►

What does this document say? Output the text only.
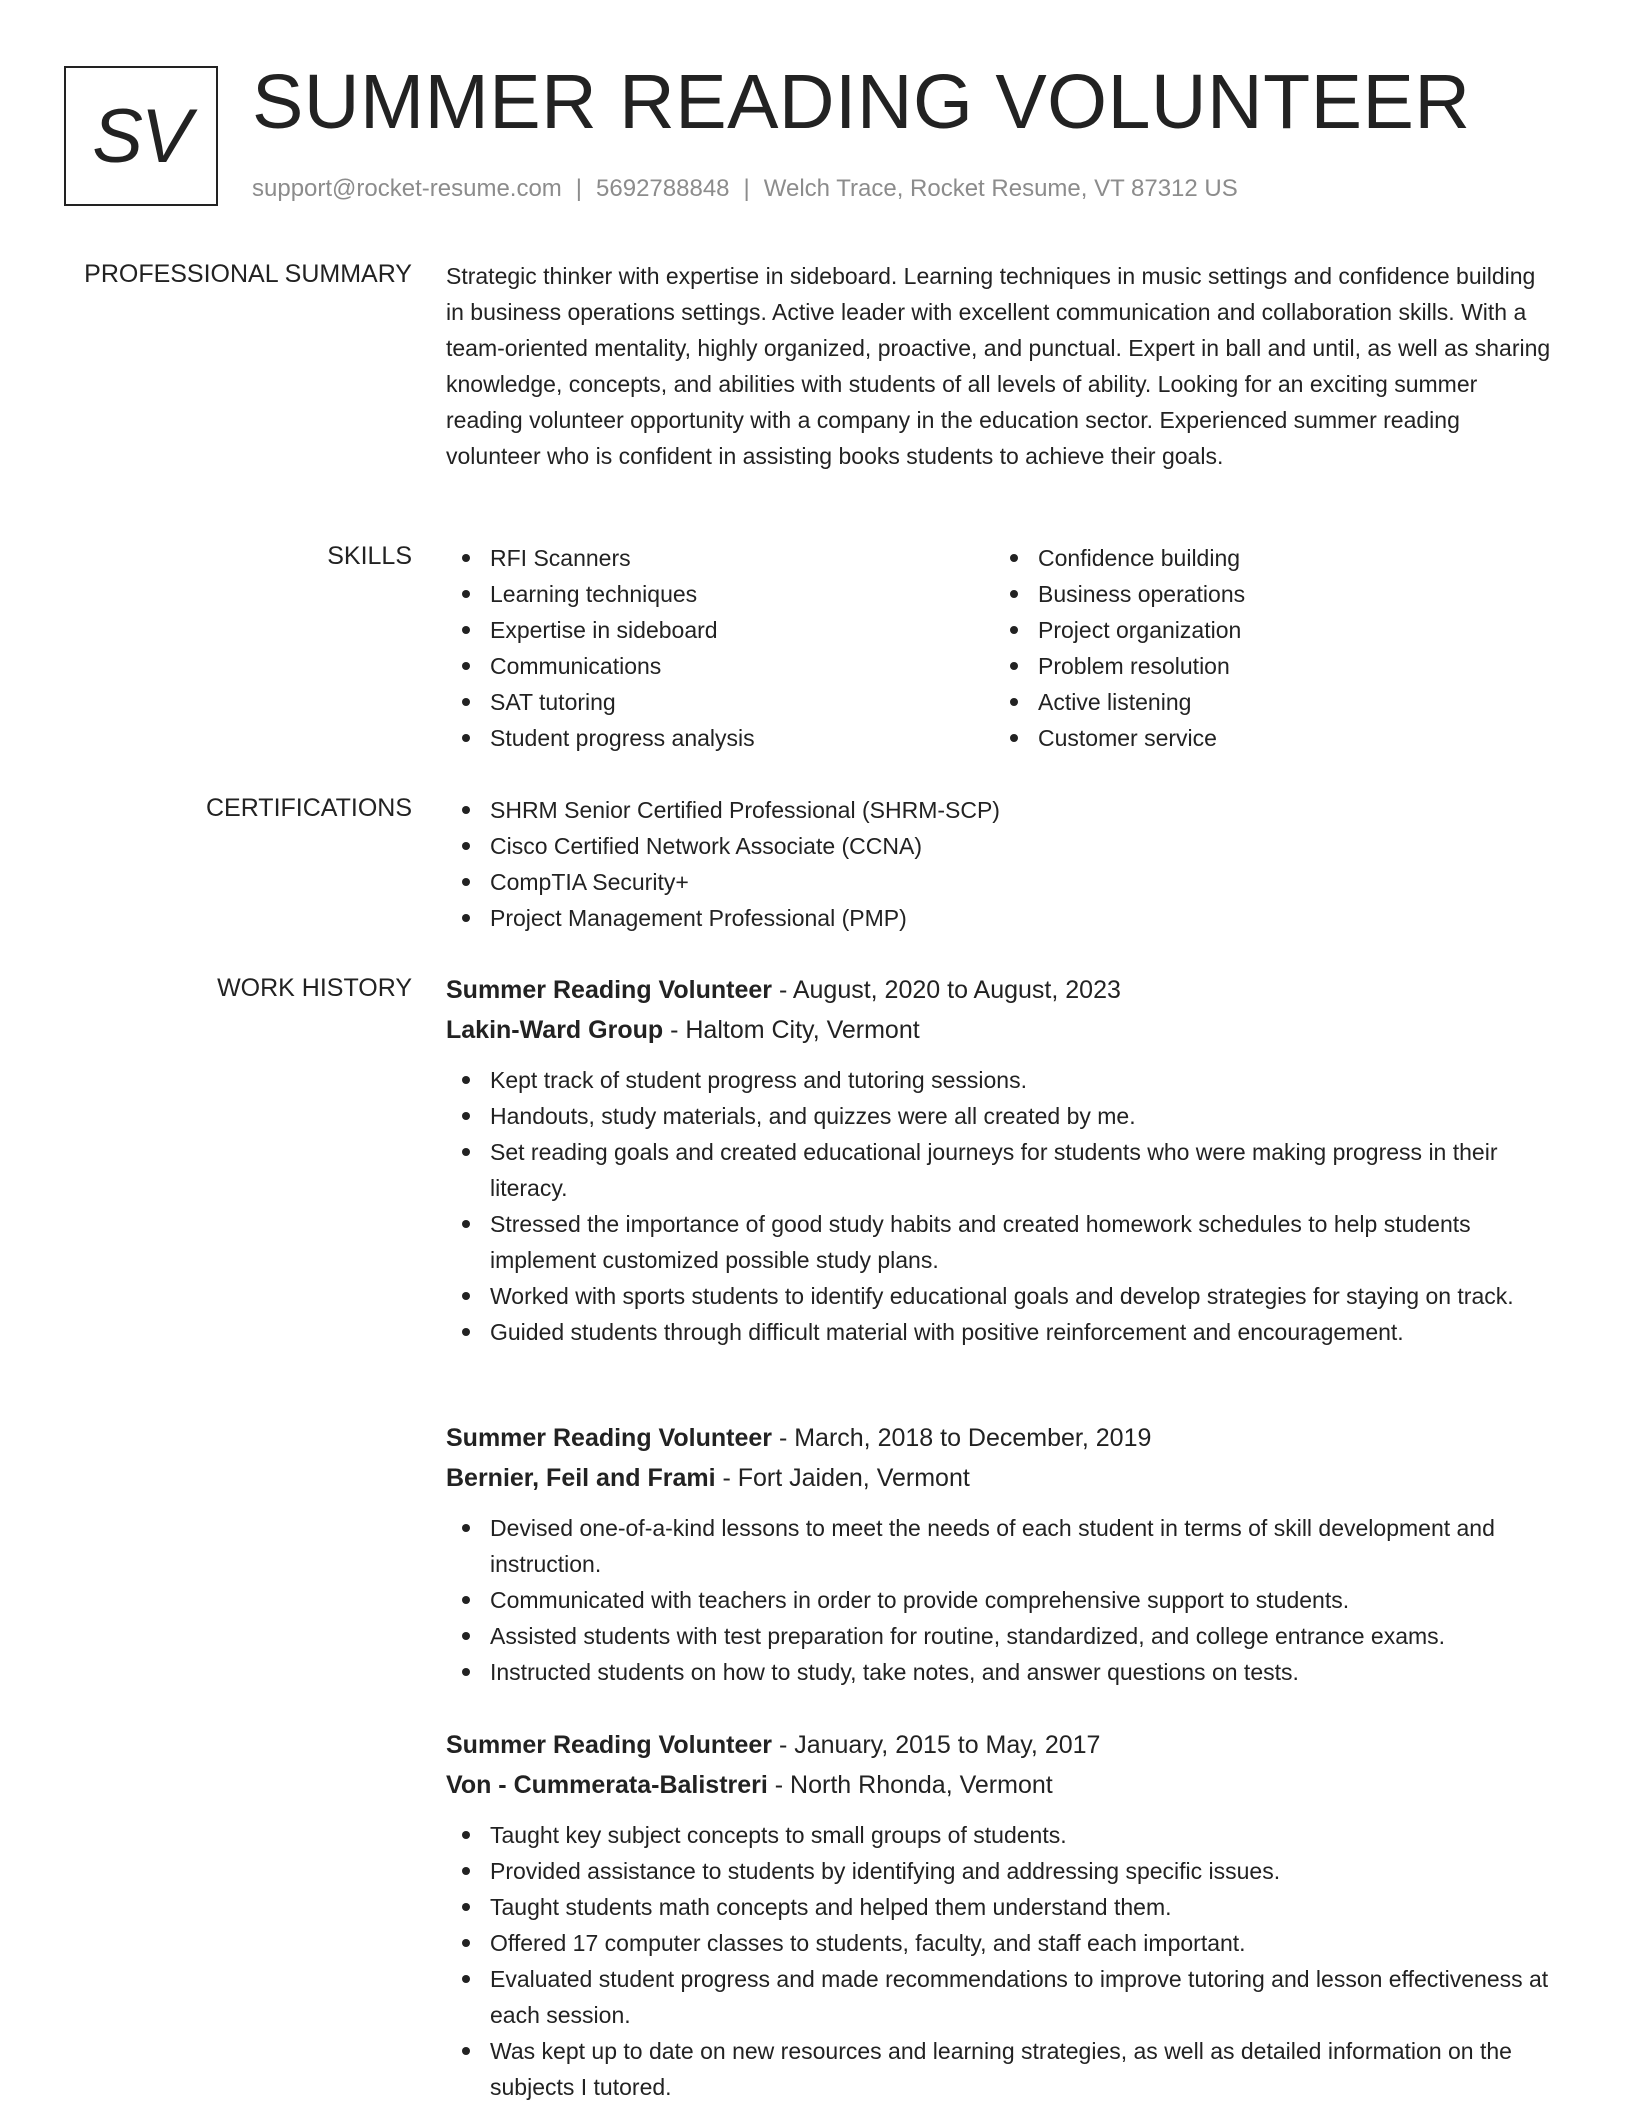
SV SUMMER READING VOLUNTEER
support@rocket-resume.com | 5692788848 | Welch Trace, Rocket Resume, VT 87312 US
PROFESSIONAL SUMMARY Strategic thinker with expertise in sideboard. Learning techniques in music settings and confidence building in business operations settings. Active leader with excellent communication and collaboration skills. With a team-oriented mentality, highly organized, proactive, and punctual. Expert in ball and until, as well as sharing knowledge, concepts, and abilities with students of all levels of ability. Looking for an exciting summer reading volunteer opportunity with a company in the education sector. Experienced summer reading volunteer who is confident in assisting books students to achieve their goals.

SKILLS	RFI Scanners
Learning techniques
Expertise in sideboard
Communications
SAT tutoring
Student progress analysis
Confidence building
Business operations
Project organization
Problem resolution
Active listening
Customer service
CERTIFICATIONS	SHRM Senior Certified Professional (SHRM-SCP)
Cisco Certified Network Associate (CCNA)
CompTIA Security+
Project Management Professional (PMP)
WORK HISTORY Summer Reading Volunteer - August, 2020 to August, 2023
Lakin-Ward Group - Haltom City, Vermont
Kept track of student progress and tutoring sessions.
Handouts, study materials, and quizzes were all created by me.
Set reading goals and created educational journeys for students who were making progress in their literacy.
Stressed the importance of good study habits and created homework schedules to help students implement customized possible study plans.
Worked with sports students to identify educational goals and develop strategies for staying on track.
Guided students through difficult material with positive reinforcement and encouragement.
Summer Reading Volunteer - March, 2018 to December, 2019
Bernier, Feil and Frami - Fort Jaiden, Vermont
Devised one-of-a-kind lessons to meet the needs of each student in terms of skill development and instruction.
Communicated with teachers in order to provide comprehensive support to students.
Assisted students with test preparation for routine, standardized, and college entrance exams.
Instructed students on how to study, take notes, and answer questions on tests.
Summer Reading Volunteer - January, 2015 to May, 2017
Von - Cummerata-Balistreri - North Rhonda, Vermont
Taught key subject concepts to small groups of students.
Provided assistance to students by identifying and addressing specific issues.
Taught students math concepts and helped them understand them.
Offered 17 computer classes to students, faculty, and staff each important.
Evaluated student progress and made recommendations to improve tutoring and lesson effectiveness at each session.
Was kept up to date on new resources and learning strategies, as well as detailed information on the subjects I tutored.
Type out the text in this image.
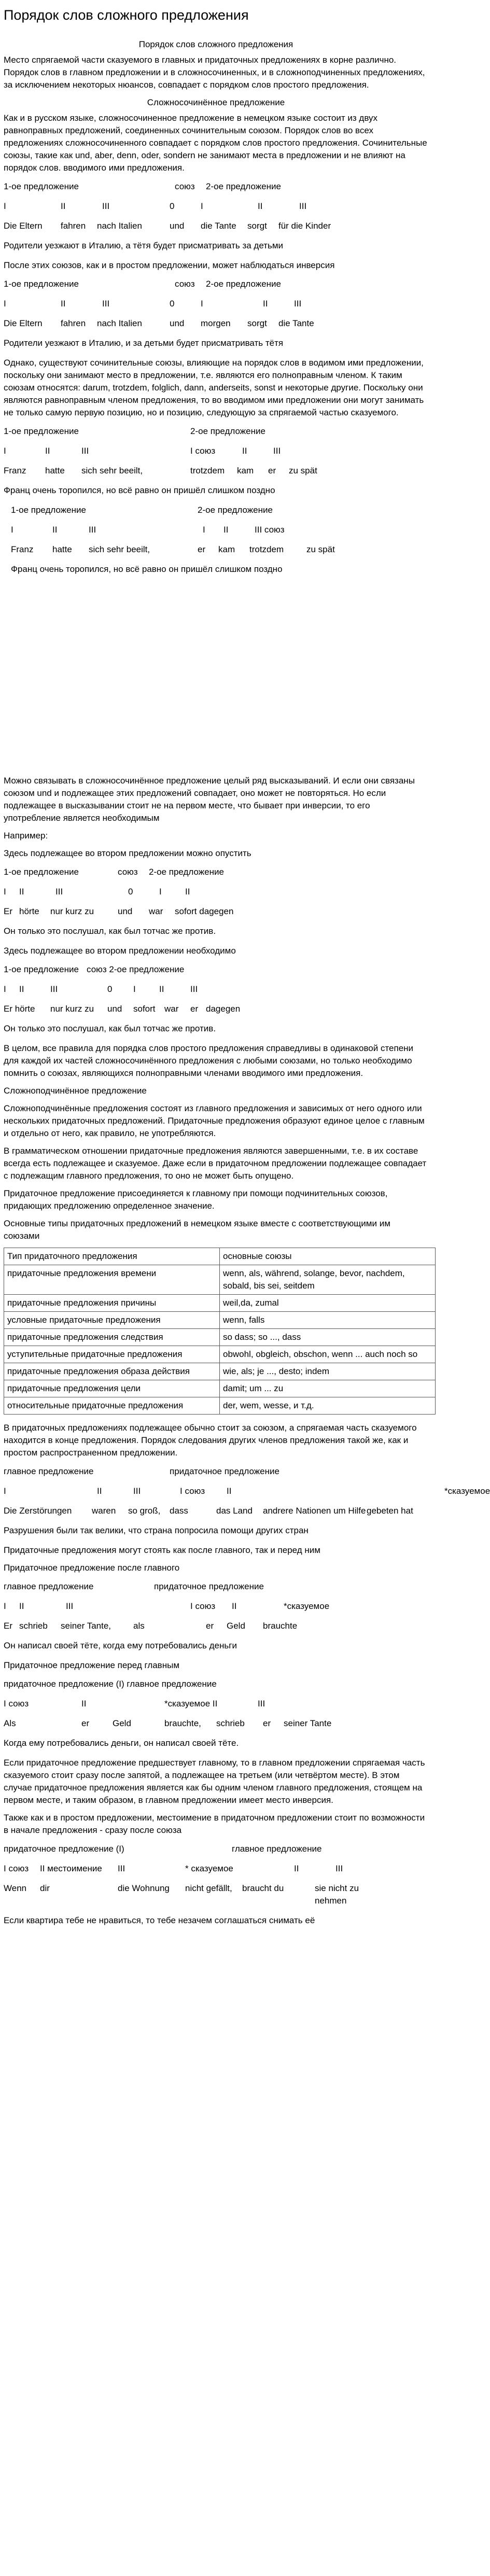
Порядок слов сложного предложения

Порядок слов сложного предложения

Место спрягаемой части сказуемого в главных и придаточных предложениях в корне различно. Порядок слов в главном предложении и в сложносочиненных, и в сложноподчиненных предложениях, за исключением некоторых нюансов, совпадает с порядком слов простого предложения.

Сложносочинённое предложение

Как и в русском языке, сложносочиненное предложение в немецком языке состоит из двух равноправных предложений, соединенных сочинительным союзом. Порядок слов во всех предложениях сложносочиненного совпадает с порядком слов простого предложения. Сочинительные союзы, такие как und, aber, denn, oder, sondern не занимают места в предложении и не влияют на порядок слов. вводимого ими предложения.

1-ое предложение	союз	2-ое предложение
I	II	III	0	I	II	III
Die Eltern	fahren	nach Italien	und	die Tante	sorgt	für die Kinder

Родители уезжают в Италию, а тётя будет присматривать за детьми

После этих союзов, как и в простом предложении, может наблюдаться инверсия

1-ое предложение	союз	2-ое предложение
I	II	III	0	I	II	III
Die Eltern	fahren	nach Italien	und	morgen	sorgt	die Tante

Родители уезжают в Италию, и за детьми будет присматривать тётя

Однако, существуют сочинительные союзы, влияющие на порядок слов в водимом ими предложении, поскольку они занимают место в предложении, т.е. являются его полноправным членом. К таким союзам относятся: darum, trotzdem, folglich, dann, anderseits, sonst и некоторые другие. Поскольку они являются равноправным членом предложения, то во вводимом ими предложении они могут занимать не только самую первую позицию, но и позицию, следующую за спрягаемой частью сказуемого.

1-ое предложение	2-ое предложение
I	II	III	I союз	II	III
Franz	hatte	sich sehr beeilt,	trotzdem	kam	er	zu spät

Франц очень торопился, но всё равно он пришёл слишком поздно

1-ое предложение	2-ое предложение
I	II	III	I	II	III союз
Franz	hatte	sich sehr beeilt,	er	kam	trotzdem	zu spät

Франц очень торопился, но всё равно он пришёл слишком поздно

Можно связывать в сложносочинённое предложение целый ряд высказываний. И если они связаны союзом und и подлежащее этих предложений совпадает, оно может не повторяться. Но если подлежащее в высказывании стоит не на первом месте, что бывает при инверсии, то его употребление является необходимым

Например:

Здесь подлежащее во втором предложении можно опустить

1-ое предложение	союз	2-ое предложение
I	II	III	0	I	II
Er hörte	nur kurz zu	und	war	sofort dagegen

Он только это послушал, как был тотчас же против.

Здесь подлежащее во втором предложении необходимо

1-ое предложение союз 2-ое предложение
I	II	III	0	I	II	III
Er hörte	nur kurz zu	und	sofort	war	er dagegen

Он только это послушал, как был тотчас же против.

В целом, все правила для порядка слов простого предложения справедливы в одинаковой степени для каждой их частей сложносочинённого предложения с любыми союзами, но только необходимо помнить о союзах, являющихся полноправными членами вводимого ими предложения.

Сложноподчинённое предложение

Сложноподчинённые предложения состоят из главного предложения и зависимых от него одного или нескольких придаточных предложений. Придаточные предложения образуют единое целое с главным и отдельно от него, как правило, не употребляются.

В грамматическом отношении придаточные предложения являются завершенными, т.е. в их составе всегда есть подлежащее и сказуемое. Даже если в придаточном предложении подлежащее совпадает с подлежащим главного предложения, то оно не может быть опущено.

Придаточное предложение присоединяется к главному при помощи подчинительных союзов, придающих предложению определенное значение.

Основные типы придаточных предложений в немецком языке вместе с соответствующими им союзами

Тип придаточного предложения	основные союзы
придаточные предложения времени	wenn, als, während, solange, bevor, nachdem, sobald, bis sei, seitdem
придаточные предложения причины	weil,da, zumal
условные придаточные предложения	wenn, falls
придаточные предложения следствия	so dass; so ..., dass
уступительные придаточные предложения	obwohl, obgleich, obschon, wenn ... auch noch so
придаточные предложения образа действия	wie, als; je ..., desto; indem
придаточные предложения цели	damit; um ... zu
относительные придаточные предложения	der, wem, wesse, и т.д.

В придаточных предложениях подлежащее обычно стоит за союзом, а спрягаемая часть сказуемого находится в конце предложения. Порядок следования других членов предложения такой же, как и простом распространенном предложении.

главное предложение	придаточное предложение
I	II	III	I союз	II	*сказуемое
Die Zerstörungen	waren	so groß,	dass	das Land	andrere Nationen um Hilfe gebeten hat

Разрушения были так велики, что страна попросила помощи других стран

Придаточные предложения могут стоять как после главного, так и перед ним

Придаточное предложение после главного

главное предложение	придаточное предложение
I	II	III	I союз	II	*сказуемое
Er schrieb	seiner Tante,	als	er	Geld	brauchte

Он написал своей тёте, когда ему потребовались деньги

Придаточное предложение перед главным

придаточное предложение (I) главное предложение
I союз	II	*сказуемое II	III
Als	er	Geld	brauchte,	schrieb	er	seiner Tante

Когда ему потребовались деньги, он написал своей тёте.

Если придаточное предложение предшествует главному, то в главном предложении спрягаемая часть сказуемого стоит сразу после запятой, а подлежащее на третьем (или четвёртом месте). В этом случае придаточное предложения является как бы одним членом главного предложения, стоящем на первом месте, и таким образом, в главном предложении имеет место инверсия.

Также как и в простом предложении, местоимение в придаточном предложении стоит по возможности в начале предложения - сразу после союза

придаточное предложение (I)	главное предложение
I союз	II местоимение	III	* сказуемое	II	III
Wenn	dir	die Wohnung	nicht gefällt,	braucht du	sie nicht zu nehmen

Если квартира тебе не нравиться, то тебе незачем соглашаться снимать её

◄

_Task description_
Each line that contains the string "Project" counts once; report how many such lines the entries have, giving only the number.

_Final result_
2